→ **Requirements**
Present every line in which the string "luôn" appears.

-- Start of Rows --

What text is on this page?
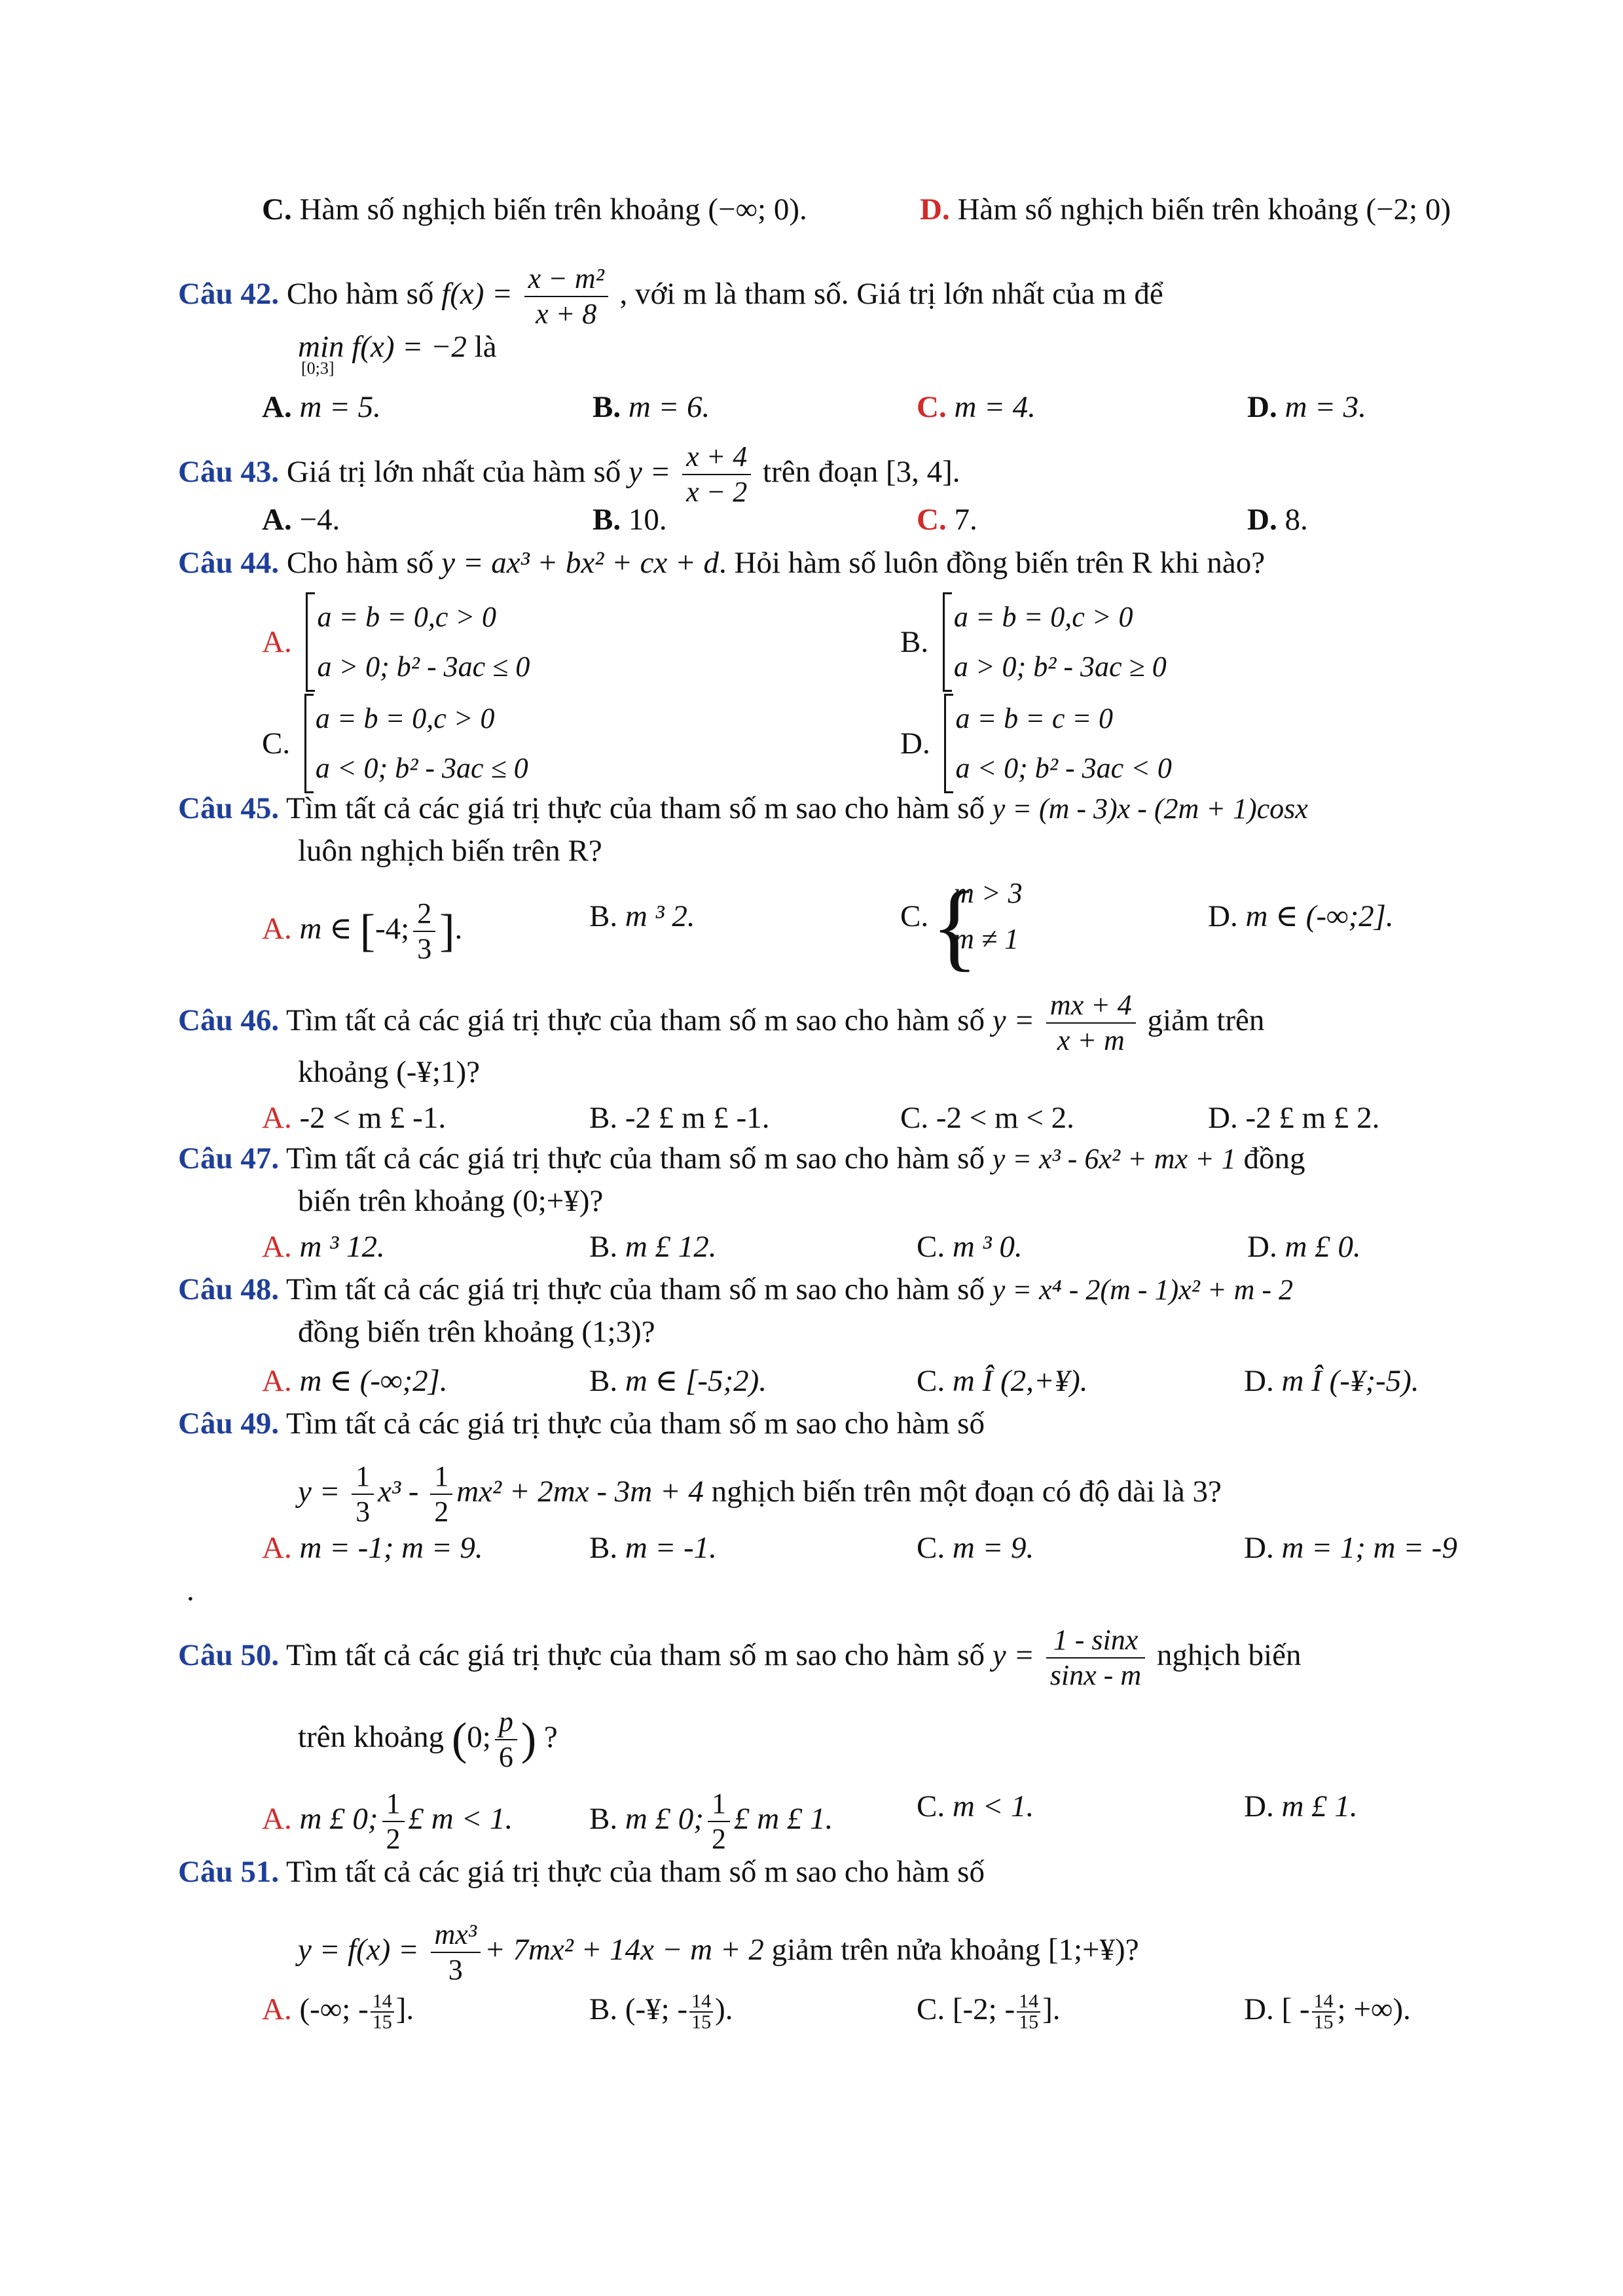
C. Hàm số nghịch biến trên khoảng (−∞; 0).	D. Hàm số nghịch biến trên khoảng (−2; 0)
Câu 42. Cho hàm số $f(x) = \frac{\text{x − m²}}{x + 8}$ , với m là tham số. Giá trị lớn nhất của m để
min f(x) = −2 là
[0;3]
A. m = 5.	B. m = 6.	C. m = 4.	D. m = 3.
Câu 43. Giá trị lớn nhất của hàm số $y = \frac{x + 4}{x - 2}$ trên đoạn [3, 4].
A. −4.	B. 10.	C. 7.	D. 8.
Câu 44. Cho hàm số y = ax³ + bx² + cx + d. Hỏi hàm số luôn đồng biến trên R khi nào?
A.
a = b = 0,c > 0
a > 0; b² - 3ac ≤ 0
B.
a = b = 0,c > 0
a > 0; b² - 3ac ≥ 0
C.
a = b = 0,c > 0
a < 0; b² - 3ac ≤ 0
D.
a = b = c = 0
a < 0; b² - 3ac < 0
Câu 45. Tìm tất cả các giá trị thực của tham số m sao cho hàm số y = (m - 3)x - (2m + 1)cosx
luôn nghịch biến trên R?
A. m ∈ [-4; $\frac{2}{3}$ ].	B. m ³ 2.	C.
{ m > 3
m ≠ 1
D. m ∈ (-∞;2].
Câu 46. Tìm tất cả các giá trị thực của tham số m sao cho hàm số $y = \frac{mx + 4}{x + m}$ giảm trên
khoảng (-¥;1)?
A. -2 < m £ -1.	B. -2 £ m £ -1.	C. -2 < m < 2.	D. -2 £ m £ 2.
Câu 47. Tìm tất cả các giá trị thực của tham số m sao cho hàm số y = x³ - 6x² + mx + 1 đồng
biến trên khoảng (0;+¥)?
A. m ³ 12.	B. m £ 12.	C. m ³ 0.	D. m £ 0.
Câu 48. Tìm tất cả các giá trị thực của tham số m sao cho hàm số y = x⁴ - 2(m - 1)x² + m - 2
đồng biến trên khoảng (1;3)?
A. m ∈ (-∞;2].	B. m ∈ [-5;2).	C. m Î (2,+¥).	D. m Î (-¥;-5).
Câu 49. Tìm tất cả các giá trị thực của tham số m sao cho hàm số
$y = \frac{1}{3} x^3 - \frac{1}{2} mx^2 + 2mx - 3m + 4$ nghịch biến trên một đoạn có độ dài là 3?
A. m = -1; m = 9.	B. m = -1.	C. m = 9.	D. m = 1; m = -9
.
Câu 50. Tìm tất cả các giá trị thực của tham số m sao cho hàm số $y = \frac{1 - \sin x}{\sin x - m}$ nghịch biến
trên khoảng (0; $\frac{p}{6}$ ) ?
A. m £ 0; $\frac{1}{2}$ £ m < 1. B. m £ 0; $\frac{1}{2}$ £ m £ 1.	C. m < 1.	D. m £ 1.
Câu 51. Tìm tất cả các giá trị thực của tham số m sao cho hàm số
$y = f(x) = \frac{\text{mx³}}{3} + 7mx^2 + 14x - m + 2$ giảm trên nửa khoảng [1;+¥)?
A. (-∞; - $\frac{14}{15}$ ].	B. (-¥; - $\frac{14}{15}$ ).	C. [-2; - $\frac{14}{15}$ ].	D. [ - $\frac{14}{15}$ ; +∞).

-- End of Rows --

→ **Output below**
Câu 44. Cho hàm số y = ax³ + bx² + cx + d. Hỏi hàm số luôn đồng biến trên R khi nào?
luôn nghịch biến trên R?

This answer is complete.